▼▼▼
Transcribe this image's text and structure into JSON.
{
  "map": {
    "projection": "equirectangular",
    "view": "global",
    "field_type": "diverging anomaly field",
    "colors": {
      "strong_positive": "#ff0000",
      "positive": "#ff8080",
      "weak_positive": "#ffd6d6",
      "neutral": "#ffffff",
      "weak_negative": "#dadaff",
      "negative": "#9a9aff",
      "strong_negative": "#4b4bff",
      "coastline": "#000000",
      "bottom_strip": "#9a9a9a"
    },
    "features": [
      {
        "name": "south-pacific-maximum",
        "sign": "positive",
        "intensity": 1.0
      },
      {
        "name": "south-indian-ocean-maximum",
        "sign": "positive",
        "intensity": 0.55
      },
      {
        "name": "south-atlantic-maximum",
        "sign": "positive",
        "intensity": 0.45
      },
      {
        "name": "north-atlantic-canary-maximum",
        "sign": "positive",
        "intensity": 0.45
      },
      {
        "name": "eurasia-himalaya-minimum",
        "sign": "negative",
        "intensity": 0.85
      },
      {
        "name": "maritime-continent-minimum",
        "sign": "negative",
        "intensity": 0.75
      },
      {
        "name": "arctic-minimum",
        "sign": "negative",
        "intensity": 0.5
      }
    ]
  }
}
▲▲▲
▼▼▼
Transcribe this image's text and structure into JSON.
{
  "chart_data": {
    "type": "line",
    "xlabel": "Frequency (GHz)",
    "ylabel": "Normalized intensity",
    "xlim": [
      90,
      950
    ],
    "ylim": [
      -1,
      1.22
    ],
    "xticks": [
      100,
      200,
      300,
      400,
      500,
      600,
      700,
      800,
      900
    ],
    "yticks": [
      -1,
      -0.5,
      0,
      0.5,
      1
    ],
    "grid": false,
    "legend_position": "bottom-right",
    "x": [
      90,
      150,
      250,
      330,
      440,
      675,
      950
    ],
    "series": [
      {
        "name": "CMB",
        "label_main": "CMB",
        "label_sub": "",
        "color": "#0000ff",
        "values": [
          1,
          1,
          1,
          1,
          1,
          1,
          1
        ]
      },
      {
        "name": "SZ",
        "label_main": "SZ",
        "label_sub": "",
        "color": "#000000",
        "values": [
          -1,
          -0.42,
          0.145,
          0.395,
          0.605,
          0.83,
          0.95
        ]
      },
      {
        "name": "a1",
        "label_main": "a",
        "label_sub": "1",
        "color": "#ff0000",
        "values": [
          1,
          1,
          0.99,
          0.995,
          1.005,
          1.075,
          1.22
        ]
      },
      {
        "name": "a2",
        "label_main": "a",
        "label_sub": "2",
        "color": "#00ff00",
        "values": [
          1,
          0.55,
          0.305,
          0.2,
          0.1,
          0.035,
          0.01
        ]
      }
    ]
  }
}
▲▲▲
#### [WHAT IS BEING ASKED]
Extract every line above that contains the word "minimum".

#### [SOLUTION FOR THIS EXERCISE]
        "name": "eurasia-himalaya-minimum",
        "name": "maritime-continent-minimum",
        "name": "arctic-minimum",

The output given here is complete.